OBJECTIVE
Each line containing the word "xlabel" must be reported.

╭──

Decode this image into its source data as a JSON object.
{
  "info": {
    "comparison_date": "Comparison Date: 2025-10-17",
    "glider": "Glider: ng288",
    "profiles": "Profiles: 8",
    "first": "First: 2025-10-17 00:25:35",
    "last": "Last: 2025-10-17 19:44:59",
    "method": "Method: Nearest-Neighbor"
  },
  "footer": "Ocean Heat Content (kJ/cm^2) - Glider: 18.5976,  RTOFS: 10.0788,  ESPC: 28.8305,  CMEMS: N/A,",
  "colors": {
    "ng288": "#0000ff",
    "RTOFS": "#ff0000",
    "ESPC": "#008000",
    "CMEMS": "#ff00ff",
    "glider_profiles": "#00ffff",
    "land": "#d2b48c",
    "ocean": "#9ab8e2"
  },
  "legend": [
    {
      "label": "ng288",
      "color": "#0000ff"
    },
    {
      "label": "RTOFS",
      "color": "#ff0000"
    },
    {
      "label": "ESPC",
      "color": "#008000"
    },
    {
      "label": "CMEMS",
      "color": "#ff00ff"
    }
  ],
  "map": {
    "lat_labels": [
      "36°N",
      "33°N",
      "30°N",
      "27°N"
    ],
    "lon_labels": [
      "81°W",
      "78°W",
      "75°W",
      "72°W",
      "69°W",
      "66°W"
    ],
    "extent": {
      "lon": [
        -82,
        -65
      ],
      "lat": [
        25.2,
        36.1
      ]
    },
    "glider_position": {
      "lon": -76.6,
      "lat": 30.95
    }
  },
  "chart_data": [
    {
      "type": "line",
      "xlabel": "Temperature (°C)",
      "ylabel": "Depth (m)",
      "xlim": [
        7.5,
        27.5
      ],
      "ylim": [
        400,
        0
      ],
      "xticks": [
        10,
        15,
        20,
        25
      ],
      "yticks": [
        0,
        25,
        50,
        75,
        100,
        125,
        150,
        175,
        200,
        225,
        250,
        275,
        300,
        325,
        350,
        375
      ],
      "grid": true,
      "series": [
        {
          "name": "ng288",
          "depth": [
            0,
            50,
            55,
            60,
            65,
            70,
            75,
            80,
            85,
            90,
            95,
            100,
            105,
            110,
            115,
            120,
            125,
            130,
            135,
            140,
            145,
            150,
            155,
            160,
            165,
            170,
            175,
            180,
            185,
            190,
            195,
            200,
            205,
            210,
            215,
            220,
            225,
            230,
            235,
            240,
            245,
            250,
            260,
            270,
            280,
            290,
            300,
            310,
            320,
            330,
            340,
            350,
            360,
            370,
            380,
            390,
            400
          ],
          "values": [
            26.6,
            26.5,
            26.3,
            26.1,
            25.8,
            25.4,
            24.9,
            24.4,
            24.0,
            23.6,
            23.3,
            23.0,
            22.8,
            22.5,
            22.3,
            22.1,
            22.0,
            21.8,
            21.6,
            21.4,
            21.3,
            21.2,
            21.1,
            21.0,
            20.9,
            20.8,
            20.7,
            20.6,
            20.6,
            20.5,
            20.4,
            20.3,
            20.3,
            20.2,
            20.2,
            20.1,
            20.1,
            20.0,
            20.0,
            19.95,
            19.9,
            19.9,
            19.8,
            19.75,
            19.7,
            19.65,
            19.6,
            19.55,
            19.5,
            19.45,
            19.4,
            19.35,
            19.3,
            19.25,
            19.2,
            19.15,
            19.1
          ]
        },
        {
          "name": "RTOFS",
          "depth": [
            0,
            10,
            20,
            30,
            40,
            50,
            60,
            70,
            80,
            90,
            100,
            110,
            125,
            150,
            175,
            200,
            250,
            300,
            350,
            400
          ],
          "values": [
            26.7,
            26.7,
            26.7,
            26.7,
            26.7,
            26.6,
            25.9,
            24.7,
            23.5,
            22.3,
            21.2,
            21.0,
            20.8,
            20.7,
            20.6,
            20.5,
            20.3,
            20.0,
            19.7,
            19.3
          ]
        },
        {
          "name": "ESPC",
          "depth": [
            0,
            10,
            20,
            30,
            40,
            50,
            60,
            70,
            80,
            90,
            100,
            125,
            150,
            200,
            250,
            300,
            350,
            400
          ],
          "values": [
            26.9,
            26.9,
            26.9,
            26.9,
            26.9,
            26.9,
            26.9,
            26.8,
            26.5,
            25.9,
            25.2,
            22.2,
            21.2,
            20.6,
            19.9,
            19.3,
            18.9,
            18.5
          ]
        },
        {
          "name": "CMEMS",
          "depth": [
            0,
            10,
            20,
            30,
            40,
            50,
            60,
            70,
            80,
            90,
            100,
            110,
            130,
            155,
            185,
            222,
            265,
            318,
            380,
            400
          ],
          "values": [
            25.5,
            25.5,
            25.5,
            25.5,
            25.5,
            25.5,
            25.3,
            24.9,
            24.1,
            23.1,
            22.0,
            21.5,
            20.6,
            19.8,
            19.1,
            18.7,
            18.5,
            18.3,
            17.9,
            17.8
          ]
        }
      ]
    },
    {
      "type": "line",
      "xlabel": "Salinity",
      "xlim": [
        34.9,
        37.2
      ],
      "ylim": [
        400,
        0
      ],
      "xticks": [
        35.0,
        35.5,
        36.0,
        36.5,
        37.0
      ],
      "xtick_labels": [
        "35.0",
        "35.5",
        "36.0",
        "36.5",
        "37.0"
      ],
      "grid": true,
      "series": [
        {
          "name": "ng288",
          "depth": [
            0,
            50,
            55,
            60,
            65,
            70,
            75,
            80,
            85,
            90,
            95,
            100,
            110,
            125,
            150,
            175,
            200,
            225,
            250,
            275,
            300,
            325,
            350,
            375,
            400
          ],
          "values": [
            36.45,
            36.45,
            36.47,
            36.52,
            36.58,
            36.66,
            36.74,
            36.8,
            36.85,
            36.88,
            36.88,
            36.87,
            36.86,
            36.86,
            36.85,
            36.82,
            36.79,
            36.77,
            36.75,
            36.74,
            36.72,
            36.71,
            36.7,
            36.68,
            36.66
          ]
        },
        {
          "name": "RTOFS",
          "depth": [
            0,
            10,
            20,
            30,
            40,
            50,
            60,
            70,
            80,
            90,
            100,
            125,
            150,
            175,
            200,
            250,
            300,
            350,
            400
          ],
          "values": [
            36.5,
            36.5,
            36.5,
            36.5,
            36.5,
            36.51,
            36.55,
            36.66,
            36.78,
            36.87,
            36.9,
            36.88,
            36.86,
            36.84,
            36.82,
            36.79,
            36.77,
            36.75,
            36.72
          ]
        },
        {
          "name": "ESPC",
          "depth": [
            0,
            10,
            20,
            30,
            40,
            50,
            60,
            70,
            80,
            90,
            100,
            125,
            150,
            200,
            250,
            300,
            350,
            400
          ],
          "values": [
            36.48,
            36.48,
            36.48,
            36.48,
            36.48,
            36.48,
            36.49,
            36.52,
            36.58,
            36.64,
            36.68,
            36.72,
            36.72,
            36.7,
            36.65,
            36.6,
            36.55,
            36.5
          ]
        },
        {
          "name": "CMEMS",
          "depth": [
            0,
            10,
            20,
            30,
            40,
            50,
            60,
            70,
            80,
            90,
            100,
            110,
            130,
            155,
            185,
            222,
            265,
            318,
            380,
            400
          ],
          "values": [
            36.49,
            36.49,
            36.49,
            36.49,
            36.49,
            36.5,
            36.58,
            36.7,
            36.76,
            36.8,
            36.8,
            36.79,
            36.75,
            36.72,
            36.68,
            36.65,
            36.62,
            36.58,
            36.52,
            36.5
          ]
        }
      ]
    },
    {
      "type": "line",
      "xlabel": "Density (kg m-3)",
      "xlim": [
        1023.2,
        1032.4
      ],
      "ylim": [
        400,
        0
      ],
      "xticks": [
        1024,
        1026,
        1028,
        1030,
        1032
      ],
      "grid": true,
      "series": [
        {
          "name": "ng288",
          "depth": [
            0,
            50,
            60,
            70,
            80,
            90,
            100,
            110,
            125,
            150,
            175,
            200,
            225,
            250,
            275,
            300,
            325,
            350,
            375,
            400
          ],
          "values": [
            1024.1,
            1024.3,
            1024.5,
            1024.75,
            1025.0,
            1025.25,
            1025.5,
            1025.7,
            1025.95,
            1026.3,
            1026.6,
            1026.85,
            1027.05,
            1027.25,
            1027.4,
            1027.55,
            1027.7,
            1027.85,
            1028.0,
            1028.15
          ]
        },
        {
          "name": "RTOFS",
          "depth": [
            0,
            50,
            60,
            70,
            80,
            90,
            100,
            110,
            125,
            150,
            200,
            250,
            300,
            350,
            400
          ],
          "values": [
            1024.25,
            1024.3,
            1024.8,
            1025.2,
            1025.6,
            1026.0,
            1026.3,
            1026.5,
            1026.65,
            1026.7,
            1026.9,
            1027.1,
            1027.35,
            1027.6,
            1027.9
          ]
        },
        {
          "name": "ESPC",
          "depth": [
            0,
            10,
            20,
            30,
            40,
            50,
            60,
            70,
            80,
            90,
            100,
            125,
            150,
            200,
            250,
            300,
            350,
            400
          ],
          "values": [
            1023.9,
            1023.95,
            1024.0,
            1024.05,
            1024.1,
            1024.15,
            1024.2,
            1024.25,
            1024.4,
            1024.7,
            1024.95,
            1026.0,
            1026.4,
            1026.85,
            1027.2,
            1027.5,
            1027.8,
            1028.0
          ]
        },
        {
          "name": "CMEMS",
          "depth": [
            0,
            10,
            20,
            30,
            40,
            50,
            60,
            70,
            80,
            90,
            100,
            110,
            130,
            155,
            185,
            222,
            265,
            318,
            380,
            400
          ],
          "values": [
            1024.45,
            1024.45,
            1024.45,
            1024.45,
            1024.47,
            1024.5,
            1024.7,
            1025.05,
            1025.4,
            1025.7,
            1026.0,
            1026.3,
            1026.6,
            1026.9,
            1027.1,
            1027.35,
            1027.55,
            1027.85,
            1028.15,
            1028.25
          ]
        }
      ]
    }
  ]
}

╰──

ANSWER TO THIS TASK
      "xlabel": "Temperature (°C)",
      "xlabel": "Salinity",
      "xlabel": "Density (kg m-3)",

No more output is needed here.